Copy every record word for word.

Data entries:
------------------------

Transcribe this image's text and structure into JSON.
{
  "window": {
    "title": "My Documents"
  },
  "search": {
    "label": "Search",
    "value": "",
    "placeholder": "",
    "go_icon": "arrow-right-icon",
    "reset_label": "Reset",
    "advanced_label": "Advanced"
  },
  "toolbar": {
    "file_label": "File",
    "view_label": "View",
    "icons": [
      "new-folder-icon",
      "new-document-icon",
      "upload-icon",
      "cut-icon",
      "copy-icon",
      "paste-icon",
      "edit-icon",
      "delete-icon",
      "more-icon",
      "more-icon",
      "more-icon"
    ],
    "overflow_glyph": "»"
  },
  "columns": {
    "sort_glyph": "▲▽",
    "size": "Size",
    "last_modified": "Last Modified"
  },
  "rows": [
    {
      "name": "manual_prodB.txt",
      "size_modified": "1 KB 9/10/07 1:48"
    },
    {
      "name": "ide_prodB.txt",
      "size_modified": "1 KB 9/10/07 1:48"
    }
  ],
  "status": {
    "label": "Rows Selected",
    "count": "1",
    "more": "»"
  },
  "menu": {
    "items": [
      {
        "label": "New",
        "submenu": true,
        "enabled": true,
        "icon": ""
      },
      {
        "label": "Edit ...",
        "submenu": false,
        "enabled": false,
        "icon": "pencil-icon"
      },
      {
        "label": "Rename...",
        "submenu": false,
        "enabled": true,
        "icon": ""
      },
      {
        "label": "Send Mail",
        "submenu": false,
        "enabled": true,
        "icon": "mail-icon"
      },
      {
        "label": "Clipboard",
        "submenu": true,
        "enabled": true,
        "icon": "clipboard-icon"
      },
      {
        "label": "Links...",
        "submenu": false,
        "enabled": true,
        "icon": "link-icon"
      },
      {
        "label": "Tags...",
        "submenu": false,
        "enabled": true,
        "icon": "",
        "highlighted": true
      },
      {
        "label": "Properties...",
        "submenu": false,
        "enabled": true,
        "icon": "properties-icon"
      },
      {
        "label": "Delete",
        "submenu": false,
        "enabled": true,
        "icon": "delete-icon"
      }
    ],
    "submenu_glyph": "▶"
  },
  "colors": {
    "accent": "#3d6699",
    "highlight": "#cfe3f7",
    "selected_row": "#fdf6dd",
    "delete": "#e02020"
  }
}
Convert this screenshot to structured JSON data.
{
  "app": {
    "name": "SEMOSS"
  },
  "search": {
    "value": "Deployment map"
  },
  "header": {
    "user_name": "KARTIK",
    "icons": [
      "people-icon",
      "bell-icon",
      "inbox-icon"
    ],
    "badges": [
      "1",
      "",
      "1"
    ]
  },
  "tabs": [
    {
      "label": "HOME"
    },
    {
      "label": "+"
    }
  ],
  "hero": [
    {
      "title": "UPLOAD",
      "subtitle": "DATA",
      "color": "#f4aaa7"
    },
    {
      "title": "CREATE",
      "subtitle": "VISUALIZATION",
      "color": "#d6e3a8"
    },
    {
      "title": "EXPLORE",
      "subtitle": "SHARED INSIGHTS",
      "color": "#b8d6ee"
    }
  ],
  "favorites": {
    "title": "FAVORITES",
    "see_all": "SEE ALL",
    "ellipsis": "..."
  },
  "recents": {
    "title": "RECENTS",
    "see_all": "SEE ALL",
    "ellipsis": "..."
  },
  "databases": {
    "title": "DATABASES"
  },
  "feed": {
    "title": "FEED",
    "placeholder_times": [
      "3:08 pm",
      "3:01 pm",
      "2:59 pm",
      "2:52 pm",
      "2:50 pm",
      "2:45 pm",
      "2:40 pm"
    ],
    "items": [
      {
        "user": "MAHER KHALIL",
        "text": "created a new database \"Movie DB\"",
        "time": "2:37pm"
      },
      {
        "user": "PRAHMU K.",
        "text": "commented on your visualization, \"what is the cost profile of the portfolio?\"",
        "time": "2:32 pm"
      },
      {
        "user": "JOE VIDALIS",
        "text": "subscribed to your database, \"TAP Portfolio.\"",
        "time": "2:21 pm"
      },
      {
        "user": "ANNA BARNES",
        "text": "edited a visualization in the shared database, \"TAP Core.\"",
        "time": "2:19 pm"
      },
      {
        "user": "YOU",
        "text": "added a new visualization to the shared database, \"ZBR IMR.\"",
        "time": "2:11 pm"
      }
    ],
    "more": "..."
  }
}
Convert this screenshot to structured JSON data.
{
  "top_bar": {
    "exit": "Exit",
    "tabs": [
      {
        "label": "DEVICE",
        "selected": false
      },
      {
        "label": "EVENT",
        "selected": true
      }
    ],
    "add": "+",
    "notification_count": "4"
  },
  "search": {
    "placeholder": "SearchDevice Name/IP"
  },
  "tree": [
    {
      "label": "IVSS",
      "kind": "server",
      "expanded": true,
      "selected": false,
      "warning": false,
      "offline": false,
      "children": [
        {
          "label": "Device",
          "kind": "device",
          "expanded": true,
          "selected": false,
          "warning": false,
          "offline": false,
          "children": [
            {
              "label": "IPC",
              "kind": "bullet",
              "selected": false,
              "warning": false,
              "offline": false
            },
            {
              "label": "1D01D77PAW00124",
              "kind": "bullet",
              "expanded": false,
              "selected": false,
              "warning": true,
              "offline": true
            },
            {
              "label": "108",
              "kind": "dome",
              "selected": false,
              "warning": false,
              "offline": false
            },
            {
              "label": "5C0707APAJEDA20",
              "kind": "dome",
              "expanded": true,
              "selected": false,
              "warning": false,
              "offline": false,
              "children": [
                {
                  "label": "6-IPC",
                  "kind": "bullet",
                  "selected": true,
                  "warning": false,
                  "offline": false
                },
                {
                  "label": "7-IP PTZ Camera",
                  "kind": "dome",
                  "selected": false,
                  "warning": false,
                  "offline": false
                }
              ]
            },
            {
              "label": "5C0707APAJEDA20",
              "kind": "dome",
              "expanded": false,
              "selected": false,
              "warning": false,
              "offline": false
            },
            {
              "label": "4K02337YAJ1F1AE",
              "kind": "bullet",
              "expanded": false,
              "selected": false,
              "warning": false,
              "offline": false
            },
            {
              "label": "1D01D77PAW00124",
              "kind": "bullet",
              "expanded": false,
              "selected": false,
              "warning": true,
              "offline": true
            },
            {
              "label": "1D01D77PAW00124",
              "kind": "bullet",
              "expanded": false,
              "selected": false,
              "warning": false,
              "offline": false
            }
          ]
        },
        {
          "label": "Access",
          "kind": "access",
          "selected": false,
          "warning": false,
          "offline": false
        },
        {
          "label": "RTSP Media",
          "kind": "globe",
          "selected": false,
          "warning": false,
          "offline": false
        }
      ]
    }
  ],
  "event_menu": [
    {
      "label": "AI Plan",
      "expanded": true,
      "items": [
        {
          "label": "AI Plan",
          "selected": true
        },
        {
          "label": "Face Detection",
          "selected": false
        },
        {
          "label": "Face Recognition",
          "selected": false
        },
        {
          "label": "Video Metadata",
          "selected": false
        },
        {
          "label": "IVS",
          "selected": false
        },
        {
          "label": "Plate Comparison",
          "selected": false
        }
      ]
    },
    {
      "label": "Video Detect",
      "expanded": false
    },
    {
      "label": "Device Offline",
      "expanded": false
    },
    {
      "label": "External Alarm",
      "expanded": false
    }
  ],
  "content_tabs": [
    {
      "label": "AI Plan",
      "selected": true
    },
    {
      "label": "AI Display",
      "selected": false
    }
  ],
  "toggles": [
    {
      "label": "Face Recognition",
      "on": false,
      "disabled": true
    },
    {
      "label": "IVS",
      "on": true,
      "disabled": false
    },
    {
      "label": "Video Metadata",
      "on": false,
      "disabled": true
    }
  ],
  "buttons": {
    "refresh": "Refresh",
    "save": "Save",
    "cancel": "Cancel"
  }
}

------------------------

• TASK RESULT
Transcribe this image's text and structure into JSON.
{
  "window": {
    "title": "My Documents"
  },
  "search": {
    "label": "Search",
    "value": "",
    "placeholder": "",
    "go_icon": "arrow-right-icon",
    "reset_label": "Reset",
    "advanced_label": "Advanced"
  },
  "toolbar": {
    "file_label": "File",
    "view_label": "View",
    "icons": [
      "new-folder-icon",
      "new-document-icon",
      "upload-icon",
      "cut-icon",
      "copy-icon",
      "paste-icon",
      "edit-icon",
      "delete-icon",
      "more-icon",
      "more-icon",
      "more-icon"
    ],
    "overflow_glyph": "»"
  },
  "columns": {
    "sort_glyph": "▲▽",
    "size": "Size",
    "last_modified": "Last Modified"
  },
  "rows": [
    {
      "name": "manual_prodB.txt",
      "size_modified": "1 KB 9/10/07 1:48"
    },
    {
      "name": "ide_prodB.txt",
      "size_modified": "1 KB 9/10/07 1:48"
    }
  ],
  "status": {
    "label": "Rows Selected",
    "count": "1",
    "more": "»"
  },
  "menu": {
    "items": [
      {
        "label": "New",
        "submenu": true,
        "enabled": true,
        "icon": ""
      },
      {
        "label": "Edit ...",
        "submenu": false,
        "enabled": false,
        "icon": "pencil-icon"
      },
      {
        "label": "Rename...",
        "submenu": false,
        "enabled": true,
        "icon": ""
      },
      {
        "label": "Send Mail",
        "submenu": false,
        "enabled": true,
        "icon": "mail-icon"
      },
      {
        "label": "Clipboard",
        "submenu": true,
        "enabled": true,
        "icon": "clipboard-icon"
      },
      {
        "label": "Links...",
        "submenu": false,
        "enabled": true,
        "icon": "link-icon"
      },
      {
        "label": "Tags...",
        "submenu": false,
        "enabled": true,
        "icon": "",
        "highlighted": true
      },
      {
        "label": "Properties...",
        "submenu": false,
        "enabled": true,
        "icon": "properties-icon"
      },
      {
        "label": "Delete",
        "submenu": false,
        "enabled": true,
        "icon": "delete-icon"
      }
    ],
    "submenu_glyph": "▶"
  },
  "colors": {
    "accent": "#3d6699",
    "highlight": "#cfe3f7",
    "selected_row": "#fdf6dd",
    "delete": "#e02020"
  }
}
Convert this screenshot to structured JSON data.
{
  "app": {
    "name": "SEMOSS"
  },
  "search": {
    "value": "Deployment map"
  },
  "header": {
    "user_name": "KARTIK",
    "icons": [
      "people-icon",
      "bell-icon",
      "inbox-icon"
    ],
    "badges": [
      "1",
      "",
      "1"
    ]
  },
  "tabs": [
    {
      "label": "HOME"
    },
    {
      "label": "+"
    }
  ],
  "hero": [
    {
      "title": "UPLOAD",
      "subtitle": "DATA",
      "color": "#f4aaa7"
    },
    {
      "title": "CREATE",
      "subtitle": "VISUALIZATION",
      "color": "#d6e3a8"
    },
    {
      "title": "EXPLORE",
      "subtitle": "SHARED INSIGHTS",
      "color": "#b8d6ee"
    }
  ],
  "favorites": {
    "title": "FAVORITES",
    "see_all": "SEE ALL",
    "ellipsis": "..."
  },
  "recents": {
    "title": "RECENTS",
    "see_all": "SEE ALL",
    "ellipsis": "..."
  },
  "databases": {
    "title": "DATABASES"
  },
  "feed": {
    "title": "FEED",
    "placeholder_times": [
      "3:08 pm",
      "3:01 pm",
      "2:59 pm",
      "2:52 pm",
      "2:50 pm",
      "2:45 pm",
      "2:40 pm"
    ],
    "items": [
      {
        "user": "MAHER KHALIL",
        "text": "created a new database \"Movie DB\"",
        "time": "2:37pm"
      },
      {
        "user": "PRAHMU K.",
        "text": "commented on your visualization, \"what is the cost profile of the portfolio?\"",
        "time": "2:32 pm"
      },
      {
        "user": "JOE VIDALIS",
        "text": "subscribed to your database, \"TAP Portfolio.\"",
        "time": "2:21 pm"
      },
      {
        "user": "ANNA BARNES",
        "text": "edited a visualization in the shared database, \"TAP Core.\"",
        "time": "2:19 pm"
      },
      {
        "user": "YOU",
        "text": "added a new visualization to the shared database, \"ZBR IMR.\"",
        "time": "2:11 pm"
      }
    ],
    "more": "..."
  }
}
Convert this screenshot to structured JSON data.
{
  "top_bar": {
    "exit": "Exit",
    "tabs": [
      {
        "label": "DEVICE",
        "selected": false
      },
      {
        "label": "EVENT",
        "selected": true
      }
    ],
    "add": "+",
    "notification_count": "4"
  },
  "search": {
    "placeholder": "SearchDevice Name/IP"
  },
  "tree": [
    {
      "label": "IVSS",
      "kind": "server",
      "expanded": true,
      "selected": false,
      "warning": false,
      "offline": false,
      "children": [
        {
          "label": "Device",
          "kind": "device",
          "expanded": true,
          "selected": false,
          "warning": false,
          "offline": false,
          "children": [
            {
              "label": "IPC",
              "kind": "bullet",
              "selected": false,
              "warning": false,
              "offline": false
            },
            {
              "label": "1D01D77PAW00124",
              "kind": "bullet",
              "expanded": false,
              "selected": false,
              "warning": true,
              "offline": true
            },
            {
              "label": "108",
              "kind": "dome",
              "selected": false,
              "warning": false,
              "offline": false
            },
            {
              "label": "5C0707APAJEDA20",
              "kind": "dome",
              "expanded": true,
              "selected": false,
              "warning": false,
              "offline": false,
              "children": [
                {
                  "label": "6-IPC",
                  "kind": "bullet",
                  "selected": true,
                  "warning": false,
                  "offline": false
                },
                {
                  "label": "7-IP PTZ Camera",
                  "kind": "dome",
                  "selected": false,
                  "warning": false,
                  "offline": false
                }
              ]
            },
            {
              "label": "5C0707APAJEDA20",
              "kind": "dome",
              "expanded": false,
              "selected": false,
              "warning": false,
              "offline": false
            },
            {
              "label": "4K02337YAJ1F1AE",
              "kind": "bullet",
              "expanded": false,
              "selected": false,
              "warning": false,
              "offline": false
            },
            {
              "label": "1D01D77PAW00124",
              "kind": "bullet",
              "expanded": false,
              "selected": false,
              "warning": true,
              "offline": true
            },
            {
              "label": "1D01D77PAW00124",
              "kind": "bullet",
              "expanded": false,
              "selected": false,
              "warning": false,
              "offline": false
            }
          ]
        },
        {
          "label": "Access",
          "kind": "access",
          "selected": false,
          "warning": false,
          "offline": false
        },
        {
          "label": "RTSP Media",
          "kind": "globe",
          "selected": false,
          "warning": false,
          "offline": false
        }
      ]
    }
  ],
  "event_menu": [
    {
      "label": "AI Plan",
      "expanded": true,
      "items": [
        {
          "label": "AI Plan",
          "selected": true
        },
        {
          "label": "Face Detection",
          "selected": false
        },
        {
          "label": "Face Recognition",
          "selected": false
        },
        {
          "label": "Video Metadata",
          "selected": false
        },
        {
          "label": "IVS",
          "selected": false
        },
        {
          "label": "Plate Comparison",
          "selected": false
        }
      ]
    },
    {
      "label": "Video Detect",
      "expanded": false
    },
    {
      "label": "Device Offline",
      "expanded": false
    },
    {
      "label": "External Alarm",
      "expanded": false
    }
  ],
  "content_tabs": [
    {
      "label": "AI Plan",
      "selected": true
    },
    {
      "label": "AI Display",
      "selected": false
    }
  ],
  "toggles": [
    {
      "label": "Face Recognition",
      "on": false,
      "disabled": true
    },
    {
      "label": "IVS",
      "on": true,
      "disabled": false
    },
    {
      "label": "Video Metadata",
      "on": false,
      "disabled": true
    }
  ],
  "buttons": {
    "refresh": "Refresh",
    "save": "Save",
    "cancel": "Cancel"
  }
}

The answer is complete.